▶ _What you need to do_
Your task is to locate every line holding the string "labels" and to copy each of them.

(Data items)
┌──

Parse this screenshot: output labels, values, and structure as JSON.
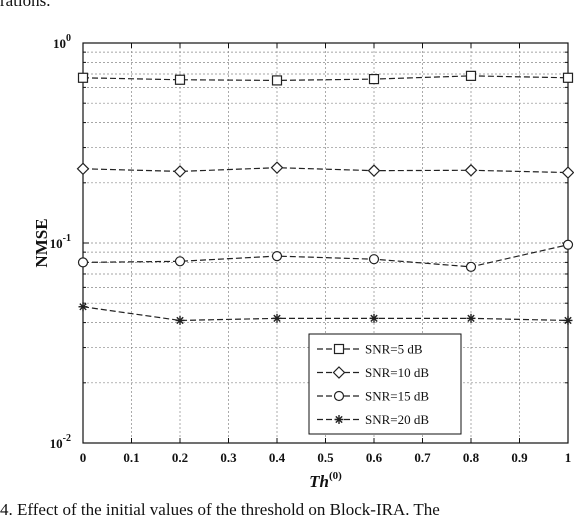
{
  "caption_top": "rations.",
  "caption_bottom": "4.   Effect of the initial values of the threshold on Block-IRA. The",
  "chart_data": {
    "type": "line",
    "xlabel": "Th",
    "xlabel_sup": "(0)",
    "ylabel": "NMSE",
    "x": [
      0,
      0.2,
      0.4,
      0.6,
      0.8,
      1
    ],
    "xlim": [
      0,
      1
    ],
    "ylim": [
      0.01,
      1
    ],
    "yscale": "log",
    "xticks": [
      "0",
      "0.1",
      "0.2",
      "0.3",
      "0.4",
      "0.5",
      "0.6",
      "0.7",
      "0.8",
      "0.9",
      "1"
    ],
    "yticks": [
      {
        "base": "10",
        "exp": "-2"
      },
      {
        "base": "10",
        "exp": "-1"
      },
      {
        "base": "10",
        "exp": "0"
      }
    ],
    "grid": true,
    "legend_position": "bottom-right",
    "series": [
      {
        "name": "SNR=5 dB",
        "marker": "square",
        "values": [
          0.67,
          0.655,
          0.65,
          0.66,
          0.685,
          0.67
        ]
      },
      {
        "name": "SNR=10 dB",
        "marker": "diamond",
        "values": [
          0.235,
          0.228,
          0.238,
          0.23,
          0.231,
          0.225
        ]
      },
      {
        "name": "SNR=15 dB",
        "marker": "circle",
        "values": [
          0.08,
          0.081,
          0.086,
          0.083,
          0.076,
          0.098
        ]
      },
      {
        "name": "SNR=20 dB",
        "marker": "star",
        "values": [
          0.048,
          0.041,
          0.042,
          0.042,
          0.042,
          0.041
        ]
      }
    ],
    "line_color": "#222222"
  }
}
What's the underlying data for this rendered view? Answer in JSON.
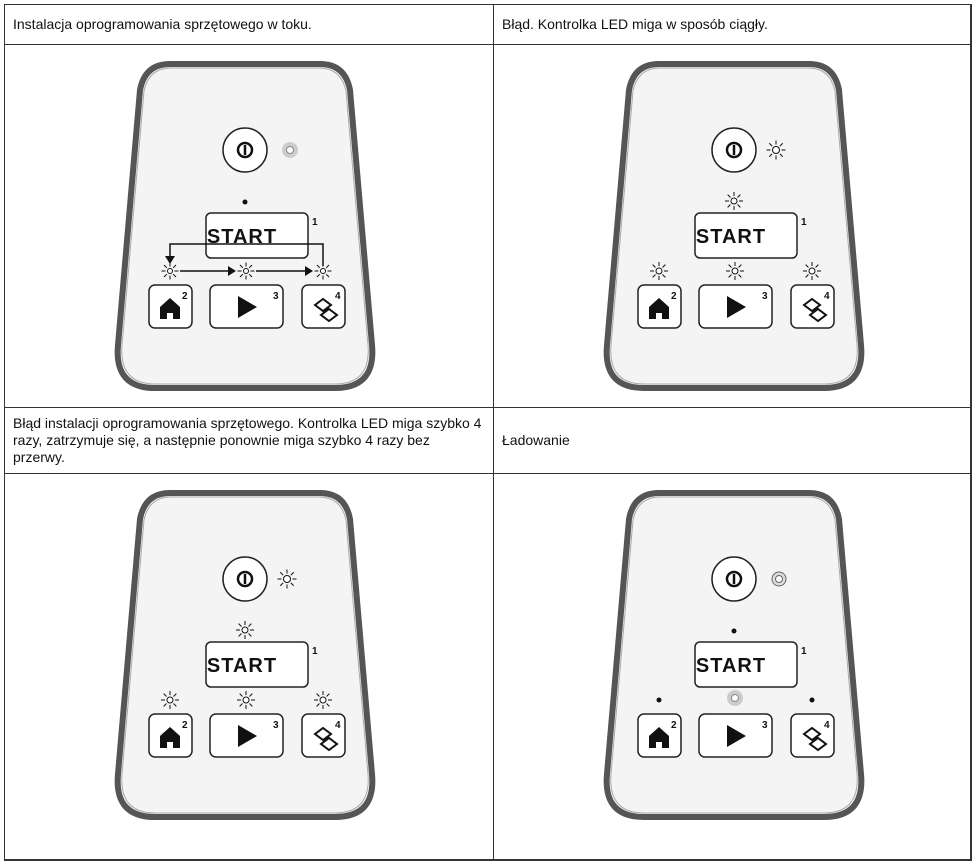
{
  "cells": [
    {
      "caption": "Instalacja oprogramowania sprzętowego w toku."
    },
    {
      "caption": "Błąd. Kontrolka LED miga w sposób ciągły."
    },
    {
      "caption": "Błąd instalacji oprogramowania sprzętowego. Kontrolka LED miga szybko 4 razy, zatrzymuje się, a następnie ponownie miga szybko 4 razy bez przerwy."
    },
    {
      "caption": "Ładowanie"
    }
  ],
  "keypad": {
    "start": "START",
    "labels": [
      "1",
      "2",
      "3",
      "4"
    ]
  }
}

└──

▶ _Response_
Parse this screenshot: output labels, values, and structure as JSON.
    "labels": [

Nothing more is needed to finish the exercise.